_PAGE EXCERPT:_

Civil Governor of the Autonomous District of Angra do Heroísmo
- In office 1925–1925
- President: Manuel Teixeira Gomes
- Prime Minister: Vitorino Máximo de Carvalho Guimarães António Maria da Silva

Personal details
- Born: Alexandre Martins Pamplona Corte Real 6 June 1864 Santa Cruz
- Died: 4 February 1933 (aged 68) Angra do Heroísmo
- Cause of death: Heart attack
- Resting place: Angra do Heroísmo
- Citizenship: Portuguese
- Party: Partido Progressista
- Other political affiliations: Partido Regenerador
- Spouse: Hermínia (or Armínia) Amélia Moniz da Maia
- Parents: Maria do Livramento Martins Pamplona Ramos (father); António Ramos Moniz Corte-Real (mother);
- Alma mater: Escola Médico-Cirúgica de Lisboa
- Occupation: Physician
- Profession: Medicine, Clinical Scientist
- Known for: Medical career and participation in treatment of bubonic plague on the island of Terceira

= Alexandre Martins Pamplona Ramos =

Portuguese physician and politician

Alexandre Martins Pamplona Ramos (6 June 1864, Santa Cruz – 4 February 1933) was a Portuguese physician and politician.

==Biography==
Son of António Ramos Moniz Corte-Real and Maria do Livramento Martins Pamplona Ramos, Alexandre Ramos was the descendant of an important line of hereditary seigneurs from the Ramo Grande region of Terceira. His family was linked, on his father side, to Manuel Inácio Martins Pamplona Corte Real, the 1st Count of Subserra.

_WHAT YOU NEED TO DO:_
(1) Write out the portion of the Alexandre Martins Pamplona Ramos excerpt from "Alexandre Martins Pamplona Ramos (6" to "Count of Subserra.", word for word.
(2) According to the Alexandre Martins Pamplona Ramos excerpt, which school did he attend?

_INFORMATION PROVIDED:_
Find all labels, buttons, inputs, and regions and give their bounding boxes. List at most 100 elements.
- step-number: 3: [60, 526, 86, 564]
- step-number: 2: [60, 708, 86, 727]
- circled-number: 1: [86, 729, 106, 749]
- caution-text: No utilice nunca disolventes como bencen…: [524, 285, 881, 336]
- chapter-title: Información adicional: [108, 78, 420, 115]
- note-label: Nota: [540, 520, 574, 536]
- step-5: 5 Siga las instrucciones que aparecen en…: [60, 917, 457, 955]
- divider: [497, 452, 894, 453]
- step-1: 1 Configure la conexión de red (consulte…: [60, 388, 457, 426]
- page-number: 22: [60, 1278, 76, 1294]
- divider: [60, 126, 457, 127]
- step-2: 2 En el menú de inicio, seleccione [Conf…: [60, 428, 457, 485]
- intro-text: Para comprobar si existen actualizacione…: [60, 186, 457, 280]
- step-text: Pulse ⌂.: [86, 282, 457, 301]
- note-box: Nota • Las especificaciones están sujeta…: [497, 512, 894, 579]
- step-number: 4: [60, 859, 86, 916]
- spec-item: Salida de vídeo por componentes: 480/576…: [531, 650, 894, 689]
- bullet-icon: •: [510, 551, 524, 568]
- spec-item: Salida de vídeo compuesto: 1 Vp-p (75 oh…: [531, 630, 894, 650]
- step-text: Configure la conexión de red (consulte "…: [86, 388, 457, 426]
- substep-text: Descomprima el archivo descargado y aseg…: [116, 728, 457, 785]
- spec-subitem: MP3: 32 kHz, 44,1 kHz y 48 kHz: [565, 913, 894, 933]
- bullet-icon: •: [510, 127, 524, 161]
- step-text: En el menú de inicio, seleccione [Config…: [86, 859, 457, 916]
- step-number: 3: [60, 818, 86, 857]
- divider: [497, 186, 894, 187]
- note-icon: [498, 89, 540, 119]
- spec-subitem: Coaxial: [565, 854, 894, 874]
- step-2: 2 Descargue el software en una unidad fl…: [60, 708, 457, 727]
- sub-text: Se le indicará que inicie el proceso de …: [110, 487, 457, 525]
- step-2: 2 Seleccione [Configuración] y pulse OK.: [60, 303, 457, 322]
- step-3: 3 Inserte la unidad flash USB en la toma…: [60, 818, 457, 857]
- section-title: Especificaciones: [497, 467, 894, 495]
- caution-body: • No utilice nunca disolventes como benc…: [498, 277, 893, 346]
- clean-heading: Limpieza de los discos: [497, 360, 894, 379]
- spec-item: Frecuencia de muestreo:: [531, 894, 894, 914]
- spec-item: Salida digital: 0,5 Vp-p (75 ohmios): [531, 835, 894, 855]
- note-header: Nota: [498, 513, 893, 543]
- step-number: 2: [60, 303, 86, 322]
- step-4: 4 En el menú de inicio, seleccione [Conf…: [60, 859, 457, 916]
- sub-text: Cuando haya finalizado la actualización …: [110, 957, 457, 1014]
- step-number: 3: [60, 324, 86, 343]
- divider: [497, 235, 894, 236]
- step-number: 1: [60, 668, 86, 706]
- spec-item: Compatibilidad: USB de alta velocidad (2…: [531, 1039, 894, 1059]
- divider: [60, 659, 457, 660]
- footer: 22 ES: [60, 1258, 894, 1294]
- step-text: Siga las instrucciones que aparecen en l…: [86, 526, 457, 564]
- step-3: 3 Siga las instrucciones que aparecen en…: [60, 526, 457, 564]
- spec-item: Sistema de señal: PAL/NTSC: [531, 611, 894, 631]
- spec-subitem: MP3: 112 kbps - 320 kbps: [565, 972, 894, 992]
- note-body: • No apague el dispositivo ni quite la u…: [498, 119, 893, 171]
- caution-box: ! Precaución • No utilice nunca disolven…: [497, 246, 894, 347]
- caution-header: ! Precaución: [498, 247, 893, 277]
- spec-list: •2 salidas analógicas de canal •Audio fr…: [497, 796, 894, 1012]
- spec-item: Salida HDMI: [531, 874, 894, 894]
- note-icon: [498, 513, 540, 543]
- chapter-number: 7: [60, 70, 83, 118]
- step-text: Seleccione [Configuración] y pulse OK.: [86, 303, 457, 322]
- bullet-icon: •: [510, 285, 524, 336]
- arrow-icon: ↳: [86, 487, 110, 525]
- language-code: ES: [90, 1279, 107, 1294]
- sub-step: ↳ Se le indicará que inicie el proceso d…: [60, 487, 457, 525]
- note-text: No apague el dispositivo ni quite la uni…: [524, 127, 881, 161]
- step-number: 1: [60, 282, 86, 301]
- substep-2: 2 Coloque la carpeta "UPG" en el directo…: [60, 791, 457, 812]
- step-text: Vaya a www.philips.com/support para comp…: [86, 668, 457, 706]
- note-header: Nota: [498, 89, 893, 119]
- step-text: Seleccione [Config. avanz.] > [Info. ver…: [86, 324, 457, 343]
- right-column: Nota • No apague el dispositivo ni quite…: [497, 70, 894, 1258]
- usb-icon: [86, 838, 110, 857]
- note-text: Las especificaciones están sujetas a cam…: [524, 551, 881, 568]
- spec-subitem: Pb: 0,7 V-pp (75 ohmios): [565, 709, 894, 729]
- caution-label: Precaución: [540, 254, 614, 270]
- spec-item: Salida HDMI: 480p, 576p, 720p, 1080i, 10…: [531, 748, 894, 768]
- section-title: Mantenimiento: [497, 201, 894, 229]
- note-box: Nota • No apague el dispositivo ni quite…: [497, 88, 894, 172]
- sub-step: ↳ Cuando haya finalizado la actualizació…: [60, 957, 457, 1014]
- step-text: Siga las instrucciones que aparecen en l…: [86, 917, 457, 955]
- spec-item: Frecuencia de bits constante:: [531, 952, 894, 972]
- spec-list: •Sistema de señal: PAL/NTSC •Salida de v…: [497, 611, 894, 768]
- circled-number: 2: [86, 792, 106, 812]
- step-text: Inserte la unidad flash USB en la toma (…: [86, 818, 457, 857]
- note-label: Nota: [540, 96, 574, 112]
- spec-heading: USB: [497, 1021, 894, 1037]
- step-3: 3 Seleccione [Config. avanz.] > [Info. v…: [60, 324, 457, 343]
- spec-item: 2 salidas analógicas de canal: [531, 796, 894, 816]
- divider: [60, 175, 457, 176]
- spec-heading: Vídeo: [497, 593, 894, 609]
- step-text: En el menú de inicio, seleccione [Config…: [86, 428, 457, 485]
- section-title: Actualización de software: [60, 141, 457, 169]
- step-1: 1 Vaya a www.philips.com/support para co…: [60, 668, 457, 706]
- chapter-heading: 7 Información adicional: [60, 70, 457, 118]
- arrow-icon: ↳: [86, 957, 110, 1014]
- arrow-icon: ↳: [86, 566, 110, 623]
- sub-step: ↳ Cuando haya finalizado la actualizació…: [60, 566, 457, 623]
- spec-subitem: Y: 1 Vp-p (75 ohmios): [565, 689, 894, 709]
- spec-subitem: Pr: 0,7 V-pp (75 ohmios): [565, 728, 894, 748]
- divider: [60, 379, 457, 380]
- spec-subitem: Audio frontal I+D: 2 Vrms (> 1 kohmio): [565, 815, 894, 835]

_ANSWERS TO THE PROBLEMS:_
(1)
Alexandre Martins Pamplona Ramos (6 June 1864, Santa Cruz – 4 February 1933) was a Portuguese physician and politician.

==Biography==
Son of António Ramos Moniz Corte-Real and Maria do Livramento Martins Pamplona Ramos, Alexandre Ramos was the descendant of an important line of hereditary seigneurs from the Ramo Grande region of Terceira. His family was linked, on his father side, to Manuel Inácio Martins Pamplona Corte Real, the 1st Count of Subserra.

(2) Escola Médico-Cirúgica de Lisboa